- What you have to do -
Give the data below again exactly as written, without its pictures.

- Material supplied -
· · · · · · ·
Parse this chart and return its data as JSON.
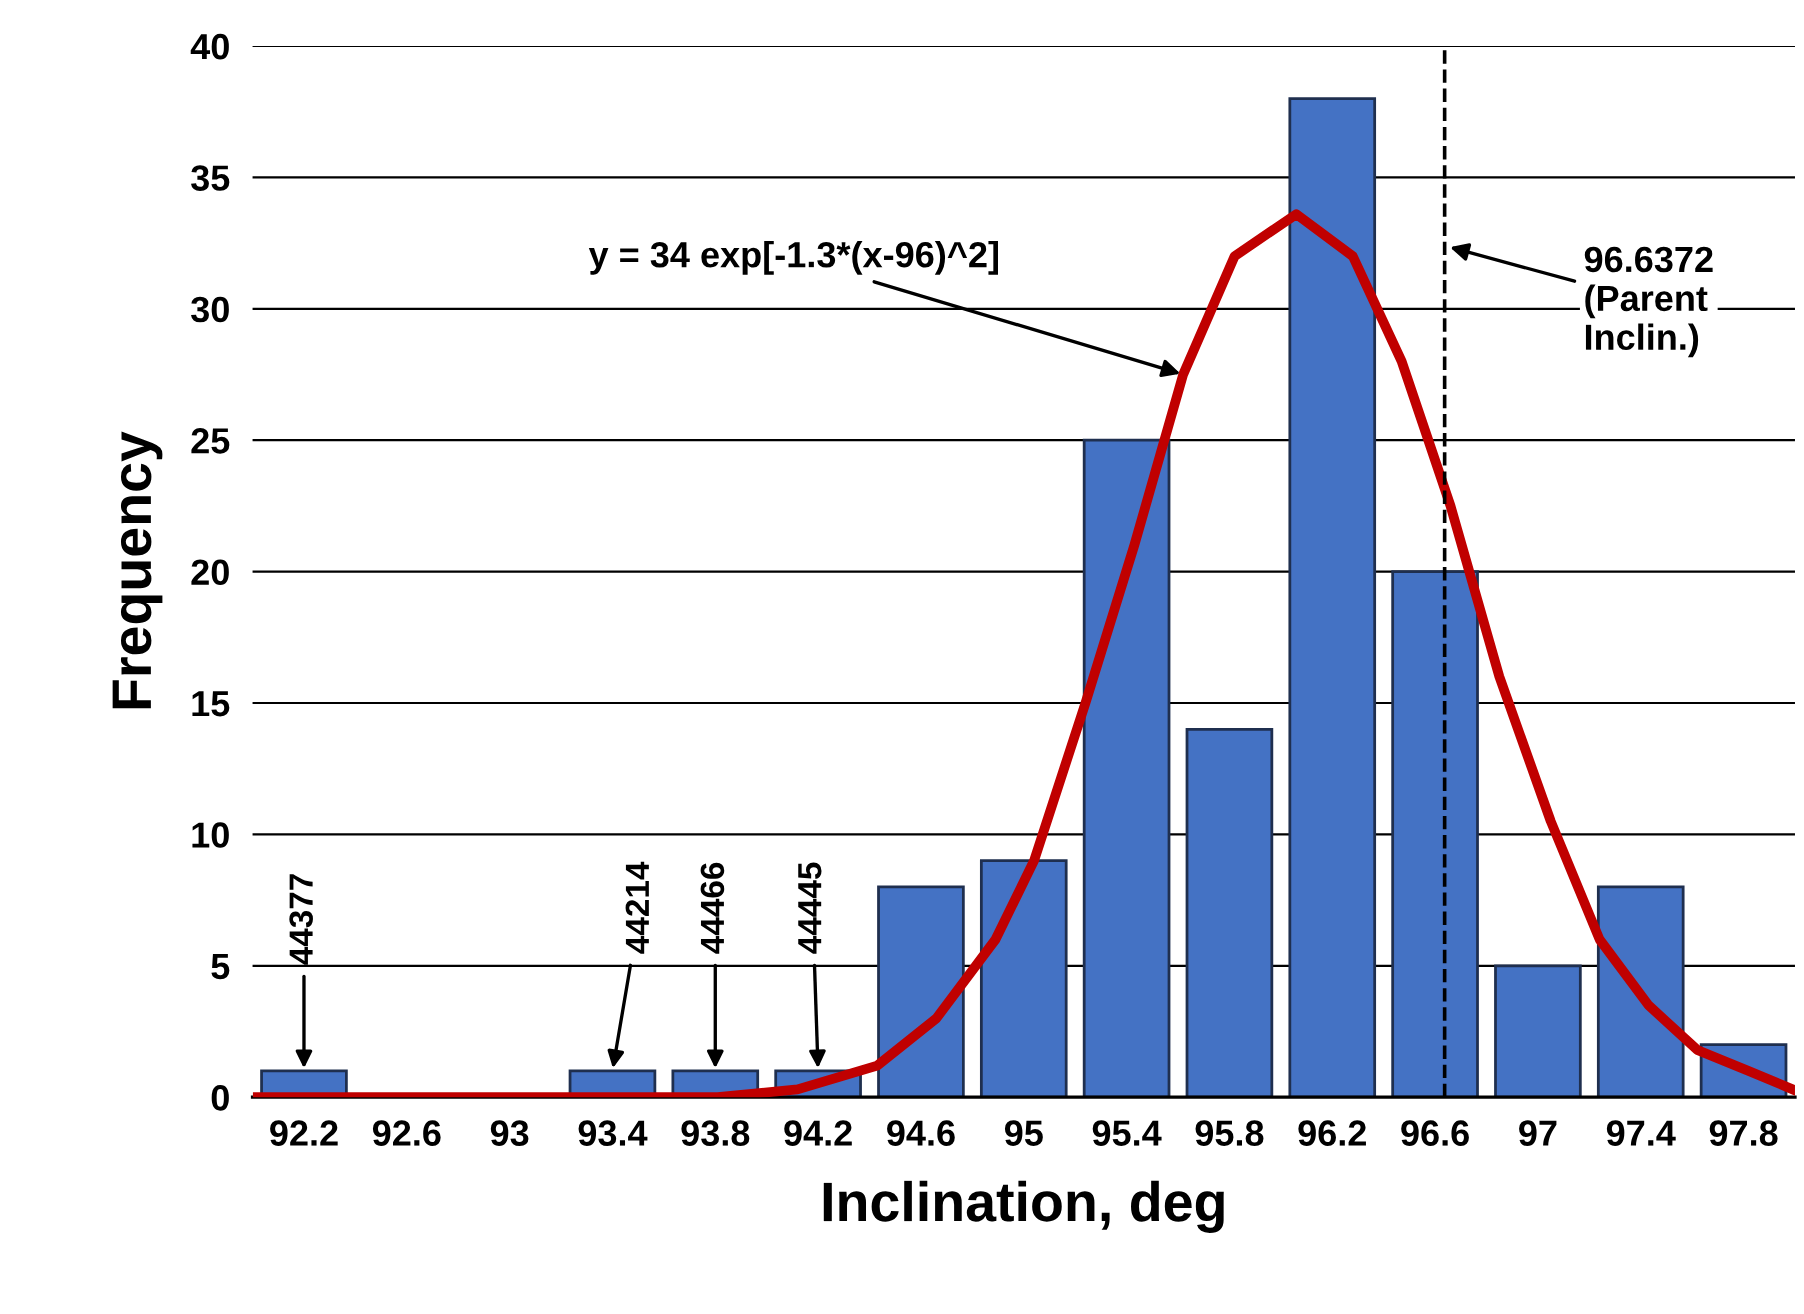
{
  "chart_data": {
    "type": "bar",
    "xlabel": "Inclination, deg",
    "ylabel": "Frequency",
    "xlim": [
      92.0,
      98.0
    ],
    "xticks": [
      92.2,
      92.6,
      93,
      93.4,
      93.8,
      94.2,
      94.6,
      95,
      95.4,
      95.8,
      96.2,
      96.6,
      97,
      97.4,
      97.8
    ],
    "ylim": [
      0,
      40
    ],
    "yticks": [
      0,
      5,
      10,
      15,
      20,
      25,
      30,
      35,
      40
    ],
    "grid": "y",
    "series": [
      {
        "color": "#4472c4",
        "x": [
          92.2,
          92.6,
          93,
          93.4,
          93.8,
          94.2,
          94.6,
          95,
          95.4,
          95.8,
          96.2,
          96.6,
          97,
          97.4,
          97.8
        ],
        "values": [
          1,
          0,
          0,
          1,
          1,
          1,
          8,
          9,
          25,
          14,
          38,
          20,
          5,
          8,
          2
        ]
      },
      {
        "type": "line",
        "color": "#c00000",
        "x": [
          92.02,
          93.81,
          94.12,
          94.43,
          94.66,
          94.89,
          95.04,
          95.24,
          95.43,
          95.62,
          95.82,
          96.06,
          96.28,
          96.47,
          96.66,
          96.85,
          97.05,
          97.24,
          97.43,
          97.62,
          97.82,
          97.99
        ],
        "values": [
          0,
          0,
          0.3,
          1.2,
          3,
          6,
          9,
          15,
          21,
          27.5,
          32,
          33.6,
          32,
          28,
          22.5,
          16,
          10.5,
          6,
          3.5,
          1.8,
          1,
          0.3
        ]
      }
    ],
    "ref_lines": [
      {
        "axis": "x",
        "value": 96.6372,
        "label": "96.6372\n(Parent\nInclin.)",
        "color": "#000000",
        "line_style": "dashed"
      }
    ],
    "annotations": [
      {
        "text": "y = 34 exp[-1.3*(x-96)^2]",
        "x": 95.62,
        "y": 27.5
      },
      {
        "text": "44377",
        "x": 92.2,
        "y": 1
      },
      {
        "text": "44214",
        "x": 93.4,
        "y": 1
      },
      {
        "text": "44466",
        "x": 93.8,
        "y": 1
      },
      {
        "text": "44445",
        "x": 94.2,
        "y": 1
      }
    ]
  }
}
· · · · · · ·
- Solved problem -
Parse this chart and return its data as JSON.
{
  "chart_data": {
    "type": "bar",
    "xlabel": "Inclination, deg",
    "ylabel": "Frequency",
    "xlim": [
      92.0,
      98.0
    ],
    "xticks": [
      92.2,
      92.6,
      93,
      93.4,
      93.8,
      94.2,
      94.6,
      95,
      95.4,
      95.8,
      96.2,
      96.6,
      97,
      97.4,
      97.8
    ],
    "ylim": [
      0,
      40
    ],
    "yticks": [
      0,
      5,
      10,
      15,
      20,
      25,
      30,
      35,
      40
    ],
    "grid": "y",
    "series": [
      {
        "color": "#4472c4",
        "x": [
          92.2,
          92.6,
          93,
          93.4,
          93.8,
          94.2,
          94.6,
          95,
          95.4,
          95.8,
          96.2,
          96.6,
          97,
          97.4,
          97.8
        ],
        "values": [
          1,
          0,
          0,
          1,
          1,
          1,
          8,
          9,
          25,
          14,
          38,
          20,
          5,
          8,
          2
        ]
      },
      {
        "type": "line",
        "color": "#c00000",
        "x": [
          92.02,
          93.81,
          94.12,
          94.43,
          94.66,
          94.89,
          95.04,
          95.24,
          95.43,
          95.62,
          95.82,
          96.06,
          96.28,
          96.47,
          96.66,
          96.85,
          97.05,
          97.24,
          97.43,
          97.62,
          97.82,
          97.99
        ],
        "values": [
          0,
          0,
          0.3,
          1.2,
          3,
          6,
          9,
          15,
          21,
          27.5,
          32,
          33.6,
          32,
          28,
          22.5,
          16,
          10.5,
          6,
          3.5,
          1.8,
          1,
          0.3
        ]
      }
    ],
    "ref_lines": [
      {
        "axis": "x",
        "value": 96.6372,
        "label": "96.6372\n(Parent\nInclin.)",
        "color": "#000000",
        "line_style": "dashed"
      }
    ],
    "annotations": [
      {
        "text": "y = 34 exp[-1.3*(x-96)^2]",
        "x": 95.62,
        "y": 27.5
      },
      {
        "text": "44377",
        "x": 92.2,
        "y": 1
      },
      {
        "text": "44214",
        "x": 93.4,
        "y": 1
      },
      {
        "text": "44466",
        "x": 93.8,
        "y": 1
      },
      {
        "text": "44445",
        "x": 94.2,
        "y": 1
      }
    ]
  }
}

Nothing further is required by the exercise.